:: Text segment ::
6 Documentation
DOCUMENTATION
Documentation provides a foundation for successful engineering and, more important, guidance for software support. Moreover, documentation is a Descriptive information (e.g., hardcopy manuals, on-line help files, Web sites) that portrays the use and/or operation of the system.
Documentation is important for software engineering to improve the software quality. It is often neglected by many software programmers. Most of the companies and projects have failed due to poor quality documentation. Documentation is the instruction manual about the software products and services. It provides the information to the technical user how to handle and analyze the products without getting help from others. In software quality management, a document acts as a communication medium between members of the development team. Documentation includes source code, instructional items, error code where ever required. It may exist in any formats like PDF, Word or CDs. A qualified document provides information for management to help them to plan, budget and schedule the software development process. If you find your programmer does not, or will not, document their software, and then it is best to get rid of them now. If the software is undocumented and they leave, the only option is to start again and rewrite it all. Picking up the pieces of poorly documented software is a very expensive and a time consuming exercise it’s cheaper to start from scratch.

:: Problems ::
[a] From the documentation passage, output everything from "6 Documentation" down to "of the system.".
[b] According to the documentation passage, what does a document act as in software quality management?
[c] Mark each statement yes or no against the documentation passage, quoting the words that decide it: (i) Many software programmers often neglect documentation. (ii) Documentation can exist only as PDF files. (iii) If an undocumented program's programmer leaves, the only option is to rewrite the software.
The items after this passage were drawn from a separate source.

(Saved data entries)
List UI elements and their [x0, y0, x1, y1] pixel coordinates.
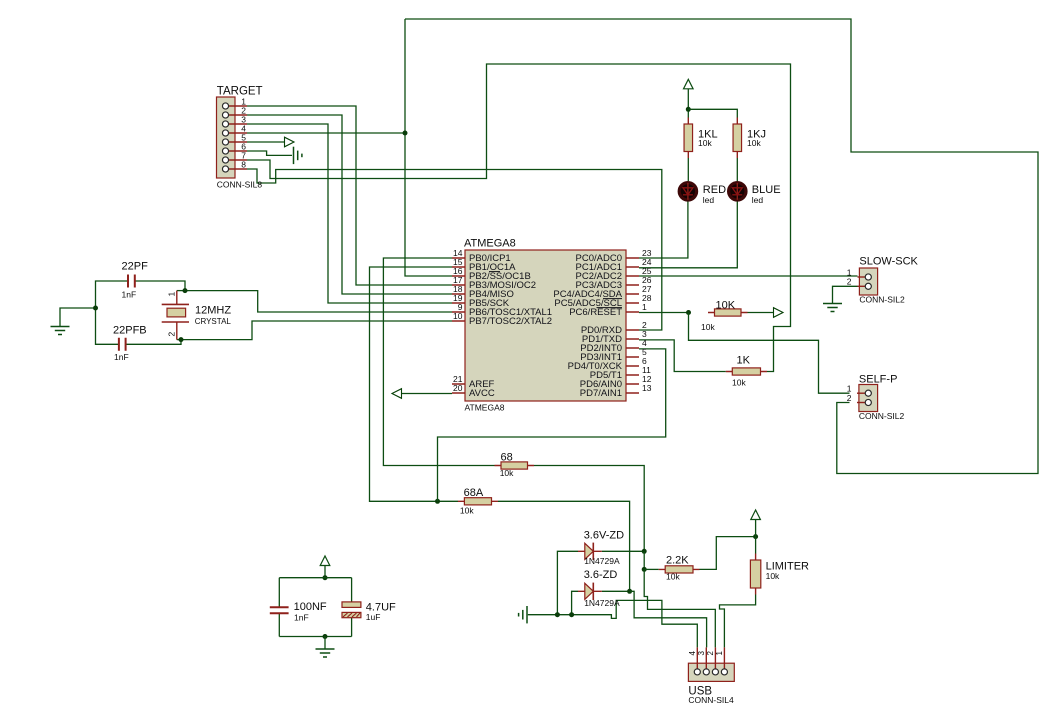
wire TARGET pin6 to ground [247, 151, 292, 155]
connector J4 USB CONN-SIL4 [688, 647, 734, 705]
wire PD1/TXD to 1K left [639, 340, 726, 372]
zener diode D3 3.6V-ZD 1N4729A [578, 530, 624, 567]
capacitor 4.7UF 1uF polarized [342, 602, 396, 623]
pin numbers ATMEGA8 right [642, 248, 652, 393]
pin numbers USB 4 3 2 1 [688, 651, 724, 656]
ground at SLOW-SCK [823, 304, 842, 312]
svg-text:10k: 10k [766, 571, 780, 581]
wire 22PF right to crystal top node [135, 281, 185, 291]
pin numbers SELF-P [847, 384, 852, 403]
wire ground branch at crystal [60, 308, 96, 327]
svg-text:10: 10 [453, 311, 463, 321]
svg-text:CONN-SIL2: CONN-SIL2 [859, 295, 905, 305]
power arrow at decoupling caps [320, 556, 330, 566]
ground at TARGET pin6 [294, 147, 302, 164]
junction 68 / 3.6V-ZD node [642, 549, 647, 554]
svg-text:2: 2 [167, 332, 177, 337]
svg-text:led: led [752, 195, 764, 205]
svg-text:led: led [703, 195, 715, 205]
wire power to LIMITER top [755, 520, 757, 554]
wire D- net: TARGET pin7 loop to 1K and BLUE LED branch [247, 64, 791, 372]
arrow terminal at AVCC [392, 389, 402, 399]
power arrow at LIMITER [751, 510, 761, 520]
pin numbers SLOW-SCK [847, 267, 852, 286]
wire 3.6V-ZD anode to ground [557, 551, 578, 614]
svg-text:68A: 68A [464, 487, 484, 499]
svg-text:10K: 10K [716, 300, 736, 312]
junction ground / 3.6V-ZD anode [555, 612, 560, 617]
svg-text:10k: 10k [747, 138, 761, 148]
wire PD2/INT0 to 68A node [438, 349, 666, 501]
wire 10K right to arrow [748, 312, 774, 314]
wire AVCC to arrow [402, 393, 453, 395]
junction crystal top node [183, 288, 188, 293]
svg-text:68: 68 [501, 452, 513, 464]
wire 1KL bottom to RED LED [687, 158, 689, 181]
svg-text:100NF: 100NF [294, 601, 327, 613]
connector J2 SLOW-SCK CONN-SIL2 [858, 256, 919, 305]
wire 3.6-ZD cathode to node [602, 590, 630, 592]
junction crystal ground node [93, 306, 98, 311]
wire 4.7UF top lead [351, 578, 353, 602]
wire 4.7UF bottom lead [351, 618, 353, 637]
wire RESET net top loop to SELF-P pin2 [405, 19, 1038, 474]
svg-text:4: 4 [688, 651, 697, 656]
junction 2.2K left node [642, 567, 647, 572]
svg-text:PB7/TOSC2/XTAL2: PB7/TOSC2/XTAL2 [469, 316, 552, 327]
svg-text:1: 1 [167, 292, 177, 297]
svg-text:1nF: 1nF [294, 613, 309, 623]
junction RESET / 10K node [686, 310, 691, 315]
svg-text:AVCC: AVCC [469, 388, 495, 399]
svg-text:SELF-P: SELF-P [859, 374, 898, 386]
wire D- node to USB pin2 [644, 569, 715, 647]
svg-text:12MHZ: 12MHZ [195, 305, 231, 317]
arrow terminal at TARGET pin5 [285, 137, 295, 147]
svg-text:10k: 10k [732, 378, 746, 388]
pin names ATMEGA8 left [469, 253, 552, 399]
svg-text:1: 1 [642, 302, 647, 312]
resistor R2 1K [726, 355, 767, 388]
svg-text:1N4729A: 1N4729A [584, 556, 620, 566]
svg-text:1nF: 1nF [114, 352, 129, 362]
wire 68A right to zener2 node [498, 501, 630, 591]
svg-text:2.2K: 2.2K [666, 555, 689, 567]
junction ground / 3.6-ZD anode [569, 612, 574, 617]
svg-text:13: 13 [642, 383, 652, 393]
svg-text:3.6V-ZD: 3.6V-ZD [584, 530, 624, 542]
wire 22PF left to ground node [96, 281, 129, 344]
zener diode D4 3.6-ZD 1N4729A [578, 569, 620, 608]
pin stubs ATMEGA8 right [626, 258, 639, 393]
svg-text:PC6/RESET: PC6/RESET [569, 307, 622, 318]
svg-text:20: 20 [453, 383, 463, 393]
ground at USB [519, 606, 527, 623]
resistor R3 68 [495, 452, 535, 479]
junction crystal bottom node [179, 337, 184, 342]
svg-text:3: 3 [697, 651, 706, 656]
junction LIMITER top node [753, 534, 758, 539]
svg-text:PD7/AIN1: PD7/AIN1 [580, 388, 622, 399]
wire TARGET pin5 to arrow [247, 141, 285, 143]
svg-text:2: 2 [847, 393, 852, 403]
svg-text:2: 2 [706, 651, 715, 656]
svg-text:10k: 10k [698, 138, 712, 148]
wire BLUE LED to PC1/ADC1 [639, 202, 737, 268]
wire cap top rail [279, 577, 351, 579]
wire TARGET pin8 / PD0-RXD / PC0 net [247, 169, 662, 330]
wire 2.2K right to LIMITER top node [700, 537, 756, 570]
svg-text:3.6-ZD: 3.6-ZD [584, 569, 618, 581]
wire power stem to cap top rail [324, 566, 326, 578]
capacitor 22PF 1nF [122, 261, 149, 300]
svg-text:10k: 10k [701, 322, 715, 332]
wire supply node to 1KJ top [688, 109, 737, 117]
resistor 1KJ 10k [733, 118, 766, 159]
svg-text:1K: 1K [737, 355, 751, 367]
wire 1KJ bottom to BLUE LED [736, 158, 738, 181]
wire cap bottom rail [279, 636, 351, 638]
wire zener node down to 2.2K node [643, 551, 645, 569]
wire 2.2K left stub wire [644, 568, 659, 570]
svg-text:CRYSTAL: CRYSTAL [195, 317, 232, 326]
svg-text:1: 1 [715, 651, 724, 656]
capacitor 22PFB 1nF [113, 325, 147, 363]
wire D+ node to USB pin3 [630, 591, 707, 647]
IC U1 ATMEGA8 body [464, 238, 626, 413]
svg-text:ATMEGA8: ATMEGA8 [464, 238, 516, 250]
resistor R1 10K (reset pullup) [701, 300, 748, 333]
connector J1 TARGET CONN-SIL8 [217, 86, 263, 190]
svg-text:CONN-SIL4: CONN-SIL4 [688, 695, 734, 705]
wire ground rail to USB pin4 [528, 600, 698, 647]
wire SLOW-SCK pin2 to ground [833, 286, 858, 303]
svg-text:1N4729A: 1N4729A [584, 598, 620, 608]
power arrow at LED resistors [684, 79, 694, 89]
wire crystal pin1 link [177, 290, 185, 292]
wire XTAL2: crystal node to PB7 [181, 321, 452, 340]
crystal X1 12MHZ [162, 291, 232, 340]
junction cap top rail [323, 575, 328, 580]
wire ground stem at caps [324, 637, 326, 650]
svg-text:8: 8 [241, 159, 246, 169]
svg-text:TARGET: TARGET [217, 86, 263, 98]
wire PC2/ADC2 to SLOW-SCK pin1 [639, 275, 858, 277]
wire MOSI: TARGET pin1 to PB3/MOSI [247, 106, 452, 285]
connector J3 SELF-P CONN-SIL2 [857, 374, 905, 422]
svg-text:1nF: 1nF [122, 290, 137, 300]
pin stubs ATMEGA8 left [452, 258, 465, 393]
wire PB0 to 68 resistor [383, 258, 494, 466]
LED D2 BLUE [729, 183, 781, 205]
svg-text:ATMEGA8: ATMEGA8 [465, 403, 505, 413]
wire 22PFB right to crystal bottom node [126, 340, 181, 345]
resistor R6 LIMITER 10k [750, 554, 809, 595]
wire RESET node to SELF-P pin1 [689, 313, 850, 394]
wire PB1 to 68A node [370, 267, 459, 501]
pin numbers ATMEGA8 left [453, 248, 463, 393]
wire power to 1KL top [687, 89, 689, 118]
wire 3.6-ZD anode to ground [572, 591, 578, 614]
svg-text:CONN-SIL2: CONN-SIL2 [859, 411, 905, 421]
wire 68 right to zener node [534, 466, 644, 552]
wire RED LED to PC0/ADC0 [639, 202, 688, 259]
svg-text:10k: 10k [666, 572, 680, 582]
ground at decoupling caps [316, 649, 335, 657]
wire XTAL1: crystal node to PB6 [185, 291, 452, 312]
svg-text:22PF: 22PF [122, 261, 149, 273]
wire crystal pin2 link [177, 339, 181, 341]
svg-text:10k: 10k [460, 506, 474, 516]
wire SCK: TARGET pin3 to PB5/SCK [247, 124, 452, 303]
arrow terminal at 10K [774, 308, 784, 318]
ground at crystal caps [51, 327, 70, 335]
wire LIMITER bottom to USB pin1 [720, 595, 756, 648]
svg-text:10k: 10k [500, 468, 514, 478]
wire RESET: TARGET pin4 stub to node [247, 132, 405, 134]
pin names ATMEGA8 right [553, 253, 622, 399]
junction TARGET pin4 / RESET vertical [403, 131, 408, 136]
svg-text:2: 2 [847, 277, 852, 287]
svg-text:SLOW-SCK: SLOW-SCK [859, 256, 918, 268]
wire 100NF top lead [278, 578, 280, 607]
wire MISO: TARGET pin2 to PB4/MISO [247, 115, 452, 294]
svg-text:CONN-SIL8: CONN-SIL8 [217, 180, 263, 190]
junction 1KL/1KJ supply node [686, 107, 691, 112]
wire 100NF bottom lead [278, 614, 280, 637]
junction cap bottom rail [323, 634, 328, 639]
capacitor 100NF 1nF [270, 601, 327, 623]
wire RESET net vertical to PB2/SS [405, 19, 452, 276]
resistor R4 68A [458, 487, 498, 516]
wire 3.6V-ZD cathode to node [602, 550, 644, 552]
pin numbers TARGET 1-8 [241, 96, 246, 169]
resistor 1KL 10k [684, 118, 718, 159]
junction 68A left node [435, 499, 440, 504]
LED D1 RED [679, 183, 726, 205]
resistor R5 2.2K [659, 555, 700, 582]
svg-text:22PFB: 22PFB [113, 325, 147, 337]
junction 68A / 3.6-ZD node [627, 589, 632, 594]
svg-text:1uF: 1uF [366, 612, 381, 622]
wire PC6/RESET to node [639, 312, 689, 314]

:: Answers by task ::
[a]
6 Documentation
DOCUMENTATION
Documentation provides a foundation for successful engineering and, more important, guidance for software support. Moreover, documentation is a Descriptive information (e.g., hardcopy manuals, on-line help files, Web sites) that portrays the use and/or operation of the system.

[b] A communication medium between members of the development team.

[c]
(i) Yes: "It is often neglected by many software programmers."
(ii) No: "It may exist in any formats like PDF, Word or CDs."
(iii) Yes: "If the software is undocumented and they leave, the only option is to start again and rewrite it all."